Part of a data file
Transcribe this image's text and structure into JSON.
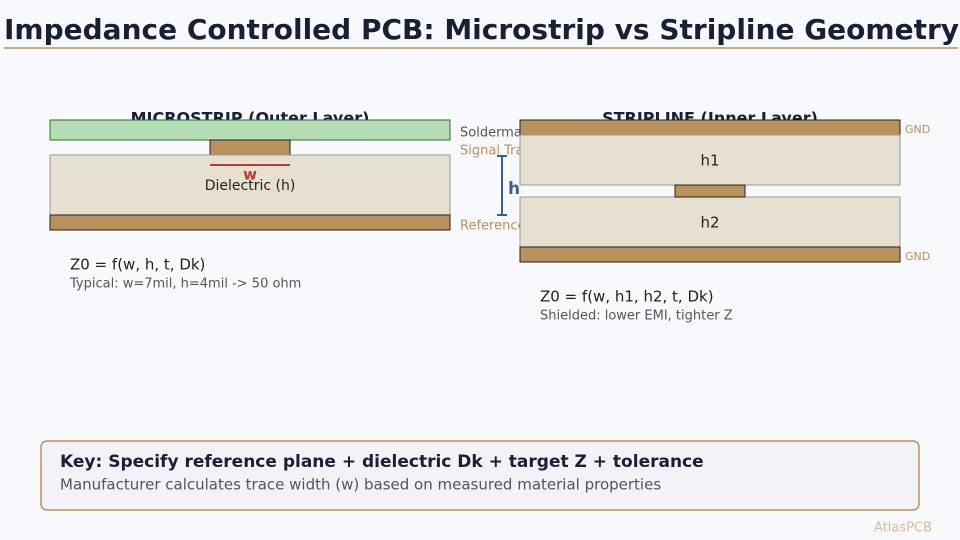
{
  "header": {
    "title": "Impedance Controlled PCB: Microstrip vs Stripline Geometry"
  },
  "microstrip": {
    "heading": "MICROSTRIP (Outer Layer)",
    "soldermask_label": "Soldermask",
    "trace_label": "Signal Trace",
    "reference_label": "Reference Plane",
    "width_label": "w",
    "dielectric_label": "Dielectric (h)",
    "height_label": "h",
    "formula": "Z0 = f(w, h, t, Dk)",
    "note": "Typical: w=7mil, h=4mil -> 50 ohm"
  },
  "stripline": {
    "heading": "STRIPLINE (Inner Layer)",
    "top_ground_label": "GND",
    "upper_dielectric_label": "h1",
    "lower_dielectric_label": "h2",
    "bottom_ground_label": "GND",
    "formula": "Z0 = f(w, h1, h2, t, Dk)",
    "note": "Shielded: lower EMI, tighter Z"
  },
  "key": {
    "title": "Key: Specify reference plane + dielectric Dk + target Z + tolerance",
    "text": "Manufacturer calculates trace width (w) based on measured material properties"
  },
  "footer": {
    "brand": "AtlasPCB"
  }
}
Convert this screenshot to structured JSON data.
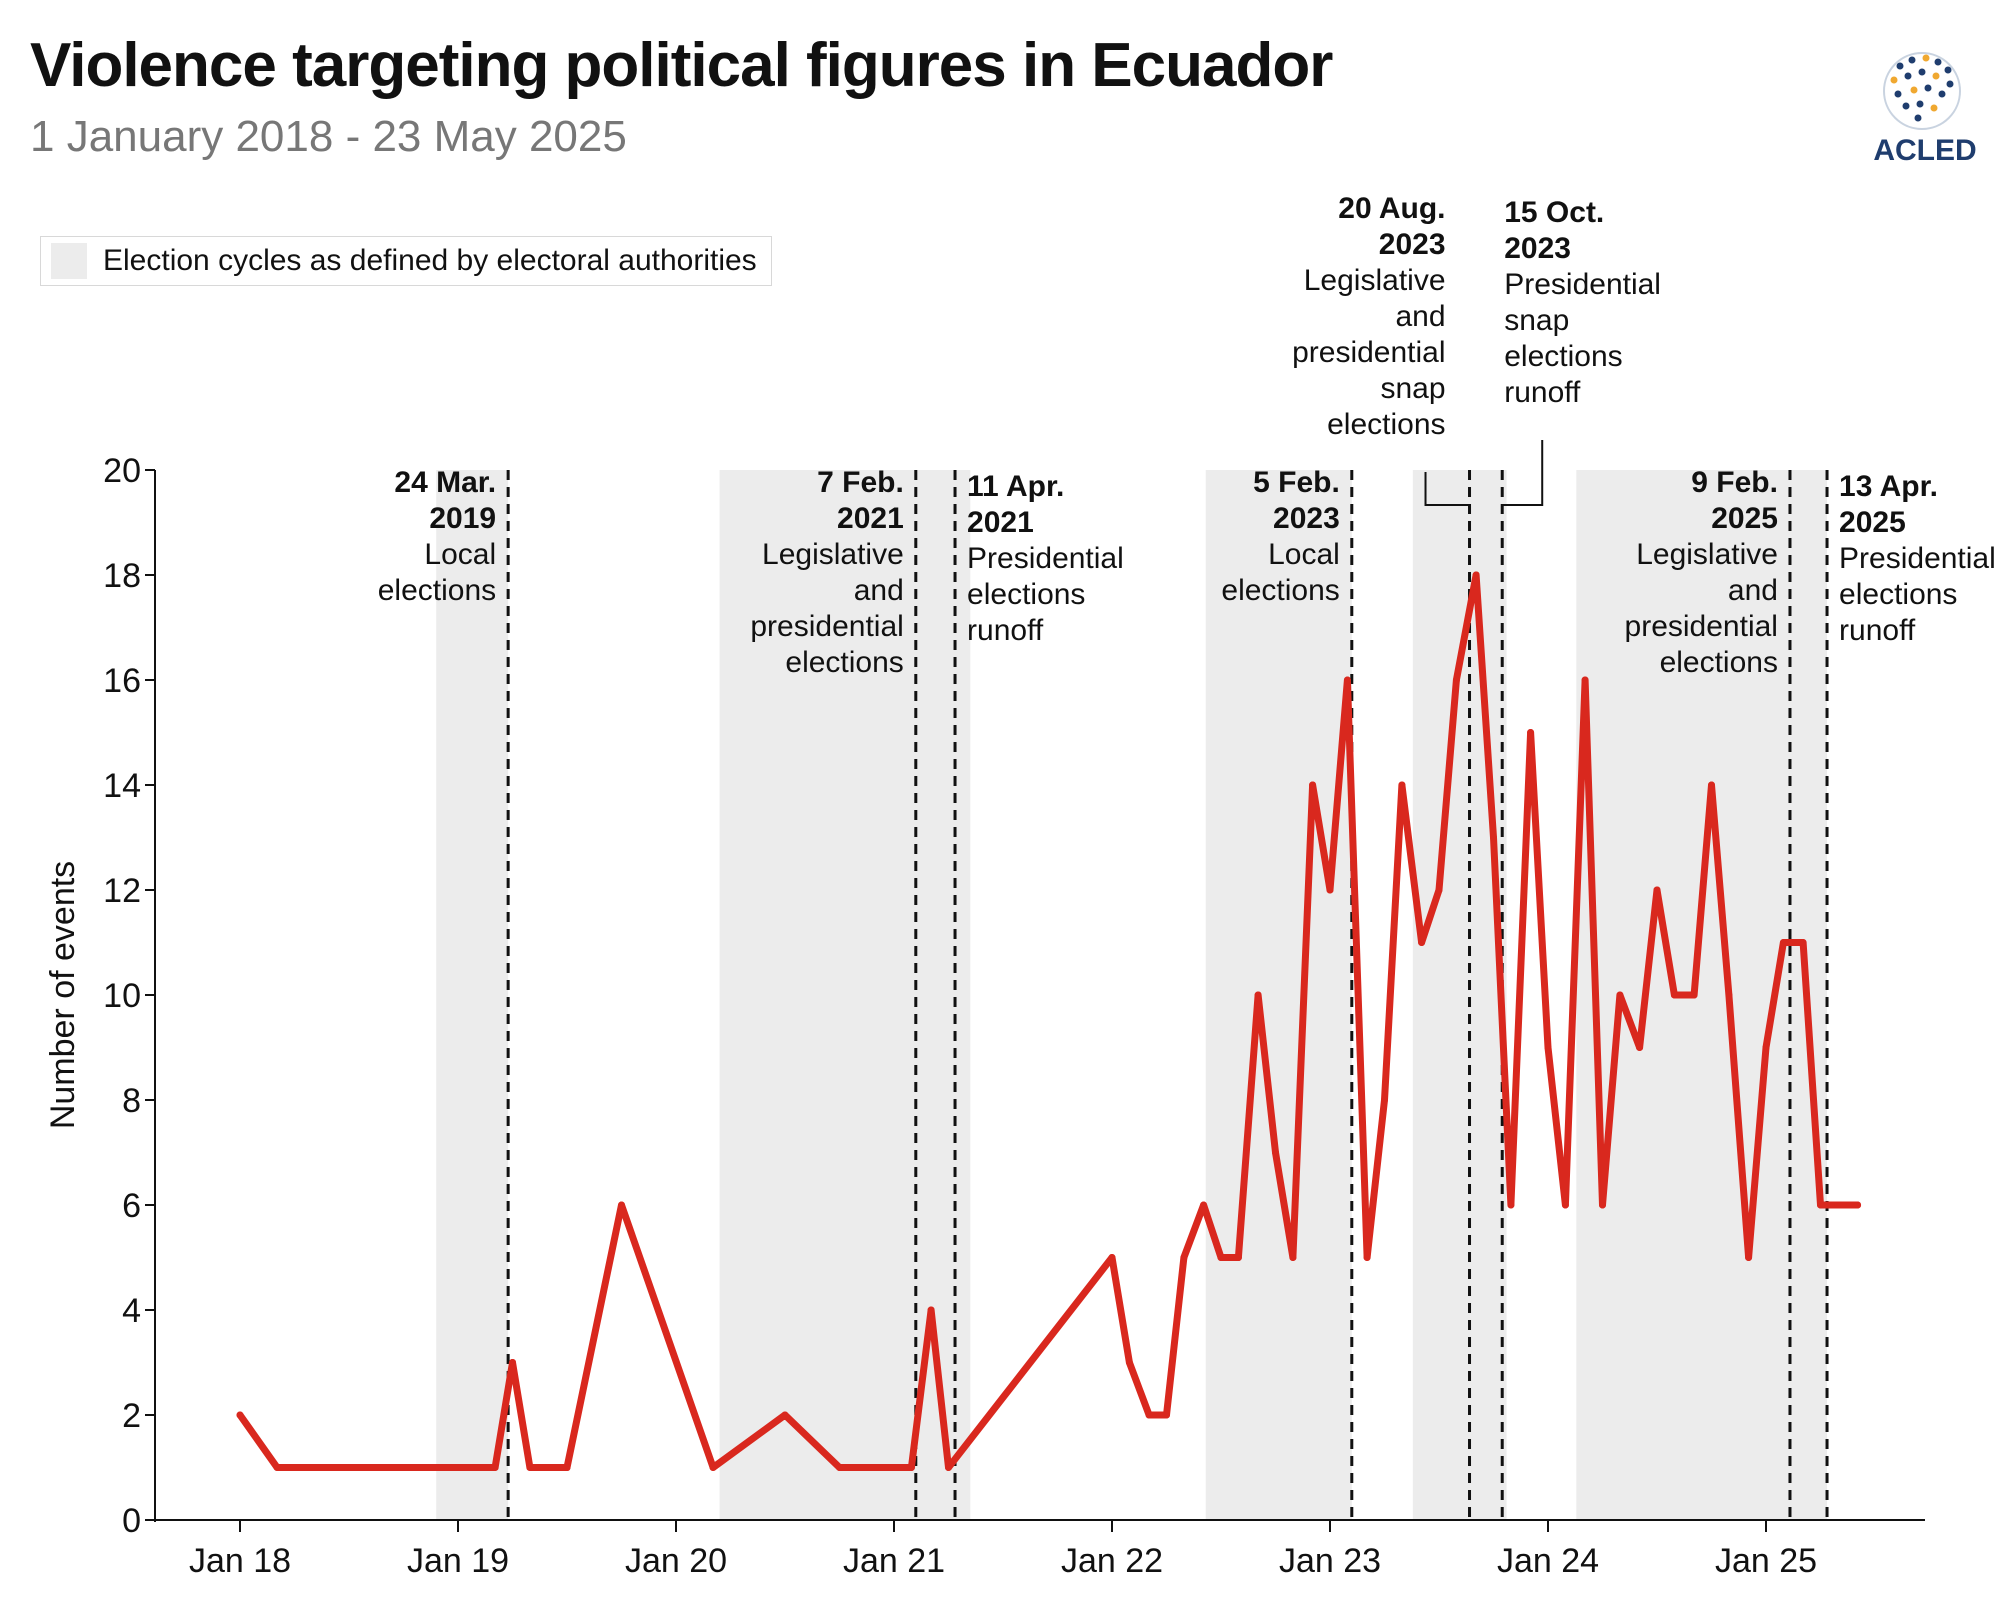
{
  "title": "Violence targeting political figures in Ecuador",
  "subtitle": "1 January 2018 - 23 May 2025",
  "logo_text": "ACLED",
  "legend_label": "Election cycles as defined by electoral authorities",
  "colors": {
    "line": "#d9281e",
    "shade": "#ececec",
    "axis": "#111111",
    "accent": "#1f3d6e",
    "accent2": "#f0a830"
  },
  "chart_data": {
    "type": "line",
    "title": "Violence targeting political figures in Ecuador",
    "subtitle": "1 January 2018 - 23 May 2025",
    "xlabel": "",
    "ylabel": "Number of events",
    "xlim": [
      -0.375,
      7.75
    ],
    "ylim": [
      0,
      20
    ],
    "x_ticks": [
      {
        "value": 0,
        "label": "Jan 18"
      },
      {
        "value": 1,
        "label": "Jan 19"
      },
      {
        "value": 2,
        "label": "Jan 20"
      },
      {
        "value": 3,
        "label": "Jan 21"
      },
      {
        "value": 4,
        "label": "Jan 22"
      },
      {
        "value": 5,
        "label": "Jan 23"
      },
      {
        "value": 6,
        "label": "Jan 24"
      },
      {
        "value": 7,
        "label": "Jan 25"
      }
    ],
    "y_ticks": [
      0,
      2,
      4,
      6,
      8,
      10,
      12,
      14,
      16,
      18,
      20
    ],
    "grid": false,
    "legend": "top-left",
    "series": [
      {
        "name": "Events",
        "x": [
          0.0,
          0.17,
          1.17,
          1.25,
          1.33,
          1.5,
          1.75,
          2.17,
          2.5,
          2.75,
          3.08,
          3.17,
          3.25,
          4.0,
          4.08,
          4.17,
          4.25,
          4.33,
          4.42,
          4.5,
          4.58,
          4.67,
          4.75,
          4.83,
          4.92,
          5.0,
          5.08,
          5.17,
          5.25,
          5.33,
          5.42,
          5.5,
          5.58,
          5.67,
          5.75,
          5.83,
          5.92,
          6.0,
          6.08,
          6.17,
          6.25,
          6.33,
          6.42,
          6.5,
          6.58,
          6.67,
          6.75,
          6.83,
          6.92,
          7.0,
          7.08,
          7.17,
          7.25,
          7.33,
          7.42
        ],
        "values": [
          2,
          1,
          1,
          3,
          1,
          1,
          6,
          1,
          2,
          1,
          1,
          4,
          1,
          5,
          3,
          2,
          2,
          5,
          6,
          5,
          5,
          10,
          7,
          5,
          14,
          12,
          16,
          5,
          8,
          14,
          11,
          12,
          16,
          18,
          13,
          6,
          15,
          9,
          6,
          16,
          6,
          10,
          9,
          12,
          10,
          10,
          14,
          10,
          5,
          9,
          11,
          11,
          6,
          6,
          6
        ]
      }
    ],
    "shaded_periods": [
      {
        "start": 0.9,
        "end": 1.23
      },
      {
        "start": 2.2,
        "end": 3.35
      },
      {
        "start": 4.43,
        "end": 5.1
      },
      {
        "start": 5.38,
        "end": 5.81
      },
      {
        "start": 6.13,
        "end": 7.28
      }
    ],
    "events": [
      {
        "x": 1.23,
        "date": "24 Mar.",
        "year": "2019",
        "desc": [
          "Local",
          "elections"
        ],
        "side": "left"
      },
      {
        "x": 3.1,
        "date": "7 Feb.",
        "year": "2021",
        "desc": [
          "Legislative",
          "and",
          "presidential",
          "elections"
        ],
        "side": "left"
      },
      {
        "x": 3.28,
        "date": "11 Apr.",
        "year": "2021",
        "desc": [
          "Presidential",
          "elections",
          "runoff"
        ],
        "side": "right"
      },
      {
        "x": 5.1,
        "date": "5 Feb.",
        "year": "2023",
        "desc": [
          "Local",
          "elections"
        ],
        "side": "left"
      },
      {
        "x": 5.64,
        "date": "20 Aug.",
        "year": "2023",
        "desc": [
          "Legislative",
          "and",
          "presidential",
          "snap",
          "elections"
        ],
        "side": "left-elbow"
      },
      {
        "x": 5.79,
        "date": "15 Oct.",
        "year": "2023",
        "desc": [
          "Presidential",
          "snap",
          "elections",
          "runoff"
        ],
        "side": "right-elbow"
      },
      {
        "x": 7.11,
        "date": "9 Feb.",
        "year": "2025",
        "desc": [
          "Legislative",
          "and",
          "presidential",
          "elections"
        ],
        "side": "left"
      },
      {
        "x": 7.28,
        "date": "13 Apr.",
        "year": "2025",
        "desc": [
          "Presidential",
          "elections",
          "runoff"
        ],
        "side": "right"
      }
    ]
  }
}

Goal -
Of the lines above, copy each that contains "this".

Expected answer -
Transcribe this image's text and structure into JSON.
Convert this screenshot to structured JSON data.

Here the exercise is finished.